[Dataset items]
::::::::::

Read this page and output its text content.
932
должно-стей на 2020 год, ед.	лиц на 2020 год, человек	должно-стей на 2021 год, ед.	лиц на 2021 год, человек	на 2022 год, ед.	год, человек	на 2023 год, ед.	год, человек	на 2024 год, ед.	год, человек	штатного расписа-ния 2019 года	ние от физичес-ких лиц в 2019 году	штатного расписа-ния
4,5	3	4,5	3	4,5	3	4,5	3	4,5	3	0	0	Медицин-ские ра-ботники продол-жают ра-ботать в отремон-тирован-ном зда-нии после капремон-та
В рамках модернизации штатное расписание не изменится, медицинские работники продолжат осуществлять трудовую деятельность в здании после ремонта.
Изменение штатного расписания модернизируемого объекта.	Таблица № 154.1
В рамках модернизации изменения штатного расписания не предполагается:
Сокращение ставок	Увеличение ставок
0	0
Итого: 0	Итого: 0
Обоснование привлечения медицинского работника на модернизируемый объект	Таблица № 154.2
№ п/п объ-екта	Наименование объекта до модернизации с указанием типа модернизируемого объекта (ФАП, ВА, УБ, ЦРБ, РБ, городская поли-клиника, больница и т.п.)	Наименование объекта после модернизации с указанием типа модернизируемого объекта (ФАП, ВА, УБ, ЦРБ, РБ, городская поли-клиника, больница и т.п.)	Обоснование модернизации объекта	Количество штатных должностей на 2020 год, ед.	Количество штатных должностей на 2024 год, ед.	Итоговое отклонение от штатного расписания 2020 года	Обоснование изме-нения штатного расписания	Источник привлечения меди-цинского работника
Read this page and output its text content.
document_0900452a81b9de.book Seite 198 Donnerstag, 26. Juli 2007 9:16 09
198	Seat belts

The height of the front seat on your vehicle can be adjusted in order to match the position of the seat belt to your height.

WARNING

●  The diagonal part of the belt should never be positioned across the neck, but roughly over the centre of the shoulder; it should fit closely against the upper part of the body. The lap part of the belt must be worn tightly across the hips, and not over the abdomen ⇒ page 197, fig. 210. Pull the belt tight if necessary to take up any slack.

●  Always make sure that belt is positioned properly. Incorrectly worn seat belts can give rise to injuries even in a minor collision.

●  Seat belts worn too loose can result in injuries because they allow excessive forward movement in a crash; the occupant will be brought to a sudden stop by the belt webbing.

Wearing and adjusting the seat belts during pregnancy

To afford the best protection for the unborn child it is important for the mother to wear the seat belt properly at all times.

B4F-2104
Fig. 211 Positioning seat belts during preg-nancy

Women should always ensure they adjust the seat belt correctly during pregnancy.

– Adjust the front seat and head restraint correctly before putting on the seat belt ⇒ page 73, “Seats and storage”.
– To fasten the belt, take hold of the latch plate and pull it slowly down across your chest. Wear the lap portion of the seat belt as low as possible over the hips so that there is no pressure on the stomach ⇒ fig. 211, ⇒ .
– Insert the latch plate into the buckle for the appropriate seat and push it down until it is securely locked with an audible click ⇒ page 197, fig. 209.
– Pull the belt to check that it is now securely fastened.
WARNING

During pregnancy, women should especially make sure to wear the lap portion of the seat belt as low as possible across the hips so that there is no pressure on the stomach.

::::::::::

Written exercise: Gather, from the listing above, every line carrying the word "Обоснование".

Output below:
Обоснование привлечения медицинского работника на модернизируемый объект	Таблица № 154.2
№ п/п объ-екта	Наименование объекта до модернизации с указанием типа модернизируемого объекта (ФАП, ВА, УБ, ЦРБ, РБ, городская поли-клиника, больница и т.п.)	Наименование объекта после модернизации с указанием типа модернизируемого объекта (ФАП, ВА, УБ, ЦРБ, РБ, городская поли-клиника, больница и т.п.)	Обоснование модернизации объекта	Количество штатных должностей на 2020 год, ед.	Количество штатных должностей на 2024 год, ед.	Итоговое отклонение от штатного расписания 2020 года	Обоснование изме-нения штатного расписания	Источник привлечения меди-цинского работника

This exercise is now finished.